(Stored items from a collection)
+ + +
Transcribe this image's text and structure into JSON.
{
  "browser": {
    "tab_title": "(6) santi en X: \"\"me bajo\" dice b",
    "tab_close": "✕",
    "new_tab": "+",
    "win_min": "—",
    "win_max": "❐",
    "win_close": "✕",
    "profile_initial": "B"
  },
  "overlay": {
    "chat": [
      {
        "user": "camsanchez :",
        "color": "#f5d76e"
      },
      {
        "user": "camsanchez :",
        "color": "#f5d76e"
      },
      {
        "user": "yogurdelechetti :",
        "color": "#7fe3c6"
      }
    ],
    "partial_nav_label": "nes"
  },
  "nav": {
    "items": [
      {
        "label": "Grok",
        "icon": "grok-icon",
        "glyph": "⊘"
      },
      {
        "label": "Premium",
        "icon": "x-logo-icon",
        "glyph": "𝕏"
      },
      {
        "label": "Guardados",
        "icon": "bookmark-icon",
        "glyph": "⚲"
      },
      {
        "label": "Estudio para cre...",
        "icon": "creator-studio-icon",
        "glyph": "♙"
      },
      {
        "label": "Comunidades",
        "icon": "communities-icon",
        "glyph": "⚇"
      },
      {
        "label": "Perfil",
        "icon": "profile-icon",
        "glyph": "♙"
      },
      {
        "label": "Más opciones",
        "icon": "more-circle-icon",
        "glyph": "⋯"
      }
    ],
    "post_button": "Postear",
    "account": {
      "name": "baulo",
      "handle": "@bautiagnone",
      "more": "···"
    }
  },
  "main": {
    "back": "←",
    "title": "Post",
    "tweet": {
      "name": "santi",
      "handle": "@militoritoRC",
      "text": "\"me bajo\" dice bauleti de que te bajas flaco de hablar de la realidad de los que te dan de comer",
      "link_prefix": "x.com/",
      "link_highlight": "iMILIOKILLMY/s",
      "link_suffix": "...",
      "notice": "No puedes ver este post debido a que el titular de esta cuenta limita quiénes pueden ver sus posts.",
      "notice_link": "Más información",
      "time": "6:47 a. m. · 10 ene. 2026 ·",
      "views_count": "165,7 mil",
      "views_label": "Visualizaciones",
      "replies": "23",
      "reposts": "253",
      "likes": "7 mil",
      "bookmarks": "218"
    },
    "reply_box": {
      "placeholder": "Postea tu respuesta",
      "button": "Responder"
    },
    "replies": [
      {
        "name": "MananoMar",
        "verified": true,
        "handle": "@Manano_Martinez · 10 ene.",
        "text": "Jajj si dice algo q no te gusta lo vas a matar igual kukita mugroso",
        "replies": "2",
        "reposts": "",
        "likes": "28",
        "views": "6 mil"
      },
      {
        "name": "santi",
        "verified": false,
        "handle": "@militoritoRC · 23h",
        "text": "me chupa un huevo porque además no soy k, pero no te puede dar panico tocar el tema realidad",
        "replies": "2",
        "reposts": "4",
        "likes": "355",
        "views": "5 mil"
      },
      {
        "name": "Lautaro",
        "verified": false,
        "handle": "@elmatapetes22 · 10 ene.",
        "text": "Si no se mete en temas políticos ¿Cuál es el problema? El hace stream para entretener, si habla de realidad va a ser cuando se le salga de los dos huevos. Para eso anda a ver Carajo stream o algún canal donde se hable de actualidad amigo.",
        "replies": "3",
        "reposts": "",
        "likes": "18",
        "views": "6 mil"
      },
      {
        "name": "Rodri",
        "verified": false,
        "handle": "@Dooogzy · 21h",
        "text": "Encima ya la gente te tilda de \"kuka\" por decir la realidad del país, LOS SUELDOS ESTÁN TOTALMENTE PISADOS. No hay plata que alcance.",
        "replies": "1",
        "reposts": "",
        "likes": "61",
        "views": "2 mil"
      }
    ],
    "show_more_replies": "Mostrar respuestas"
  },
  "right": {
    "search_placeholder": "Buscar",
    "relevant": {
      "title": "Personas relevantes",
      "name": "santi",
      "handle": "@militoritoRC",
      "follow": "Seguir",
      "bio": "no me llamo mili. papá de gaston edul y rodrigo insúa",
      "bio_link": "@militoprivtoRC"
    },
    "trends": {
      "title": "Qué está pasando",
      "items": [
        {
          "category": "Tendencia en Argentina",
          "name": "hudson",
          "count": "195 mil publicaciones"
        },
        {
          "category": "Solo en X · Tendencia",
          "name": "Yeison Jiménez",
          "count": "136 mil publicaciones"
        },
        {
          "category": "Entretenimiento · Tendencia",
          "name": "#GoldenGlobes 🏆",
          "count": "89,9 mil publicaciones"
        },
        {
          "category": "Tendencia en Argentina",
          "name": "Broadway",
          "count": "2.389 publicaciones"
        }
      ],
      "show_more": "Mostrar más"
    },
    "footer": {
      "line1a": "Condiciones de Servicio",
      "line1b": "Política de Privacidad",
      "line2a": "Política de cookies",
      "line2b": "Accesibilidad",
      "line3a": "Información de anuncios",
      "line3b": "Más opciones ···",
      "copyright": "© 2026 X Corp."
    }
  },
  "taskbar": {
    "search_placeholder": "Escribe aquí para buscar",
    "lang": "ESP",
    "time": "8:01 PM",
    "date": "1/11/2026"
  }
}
+ + +
§ Given task: Give back all the records exactly as they stand.

§ Expected answer:
Transcribe this image's text and structure into JSON.
{
  "browser": {
    "tab_title": "(6) santi en X: \"\"me bajo\" dice b",
    "tab_close": "✕",
    "new_tab": "+",
    "win_min": "—",
    "win_max": "❐",
    "win_close": "✕",
    "profile_initial": "B"
  },
  "overlay": {
    "chat": [
      {
        "user": "camsanchez :",
        "color": "#f5d76e"
      },
      {
        "user": "camsanchez :",
        "color": "#f5d76e"
      },
      {
        "user": "yogurdelechetti :",
        "color": "#7fe3c6"
      }
    ],
    "partial_nav_label": "nes"
  },
  "nav": {
    "items": [
      {
        "label": "Grok",
        "icon": "grok-icon",
        "glyph": "⊘"
      },
      {
        "label": "Premium",
        "icon": "x-logo-icon",
        "glyph": "𝕏"
      },
      {
        "label": "Guardados",
        "icon": "bookmark-icon",
        "glyph": "⚲"
      },
      {
        "label": "Estudio para cre...",
        "icon": "creator-studio-icon",
        "glyph": "♙"
      },
      {
        "label": "Comunidades",
        "icon": "communities-icon",
        "glyph": "⚇"
      },
      {
        "label": "Perfil",
        "icon": "profile-icon",
        "glyph": "♙"
      },
      {
        "label": "Más opciones",
        "icon": "more-circle-icon",
        "glyph": "⋯"
      }
    ],
    "post_button": "Postear",
    "account": {
      "name": "baulo",
      "handle": "@bautiagnone",
      "more": "···"
    }
  },
  "main": {
    "back": "←",
    "title": "Post",
    "tweet": {
      "name": "santi",
      "handle": "@militoritoRC",
      "text": "\"me bajo\" dice bauleti de que te bajas flaco de hablar de la realidad de los que te dan de comer",
      "link_prefix": "x.com/",
      "link_highlight": "iMILIOKILLMY/s",
      "link_suffix": "...",
      "notice": "No puedes ver este post debido a que el titular de esta cuenta limita quiénes pueden ver sus posts.",
      "notice_link": "Más información",
      "time": "6:47 a. m. · 10 ene. 2026 ·",
      "views_count": "165,7 mil",
      "views_label": "Visualizaciones",
      "replies": "23",
      "reposts": "253",
      "likes": "7 mil",
      "bookmarks": "218"
    },
    "reply_box": {
      "placeholder": "Postea tu respuesta",
      "button": "Responder"
    },
    "replies": [
      {
        "name": "MananoMar",
        "verified": true,
        "handle": "@Manano_Martinez · 10 ene.",
        "text": "Jajj si dice algo q no te gusta lo vas a matar igual kukita mugroso",
        "replies": "2",
        "reposts": "",
        "likes": "28",
        "views": "6 mil"
      },
      {
        "name": "santi",
        "verified": false,
        "handle": "@militoritoRC · 23h",
        "text": "me chupa un huevo porque además no soy k, pero no te puede dar panico tocar el tema realidad",
        "replies": "2",
        "reposts": "4",
        "likes": "355",
        "views": "5 mil"
      },
      {
        "name": "Lautaro",
        "verified": false,
        "handle": "@elmatapetes22 · 10 ene.",
        "text": "Si no se mete en temas políticos ¿Cuál es el problema? El hace stream para entretener, si habla de realidad va a ser cuando se le salga de los dos huevos. Para eso anda a ver Carajo stream o algún canal donde se hable de actualidad amigo.",
        "replies": "3",
        "reposts": "",
        "likes": "18",
        "views": "6 mil"
      },
      {
        "name": "Rodri",
        "verified": false,
        "handle": "@Dooogzy · 21h",
        "text": "Encima ya la gente te tilda de \"kuka\" por decir la realidad del país, LOS SUELDOS ESTÁN TOTALMENTE PISADOS. No hay plata que alcance.",
        "replies": "1",
        "reposts": "",
        "likes": "61",
        "views": "2 mil"
      }
    ],
    "show_more_replies": "Mostrar respuestas"
  },
  "right": {
    "search_placeholder": "Buscar",
    "relevant": {
      "title": "Personas relevantes",
      "name": "santi",
      "handle": "@militoritoRC",
      "follow": "Seguir",
      "bio": "no me llamo mili. papá de gaston edul y rodrigo insúa",
      "bio_link": "@militoprivtoRC"
    },
    "trends": {
      "title": "Qué está pasando",
      "items": [
        {
          "category": "Tendencia en Argentina",
          "name": "hudson",
          "count": "195 mil publicaciones"
        },
        {
          "category": "Solo en X · Tendencia",
          "name": "Yeison Jiménez",
          "count": "136 mil publicaciones"
        },
        {
          "category": "Entretenimiento · Tendencia",
          "name": "#GoldenGlobes 🏆",
          "count": "89,9 mil publicaciones"
        },
        {
          "category": "Tendencia en Argentina",
          "name": "Broadway",
          "count": "2.389 publicaciones"
        }
      ],
      "show_more": "Mostrar más"
    },
    "footer": {
      "line1a": "Condiciones de Servicio",
      "line1b": "Política de Privacidad",
      "line2a": "Política de cookies",
      "line2b": "Accesibilidad",
      "line3a": "Información de anuncios",
      "line3b": "Más opciones ···",
      "copyright": "© 2026 X Corp."
    }
  },
  "taskbar": {
    "search_placeholder": "Escribe aquí para buscar",
    "lang": "ESP",
    "time": "8:01 PM",
    "date": "1/11/2026"
  }
}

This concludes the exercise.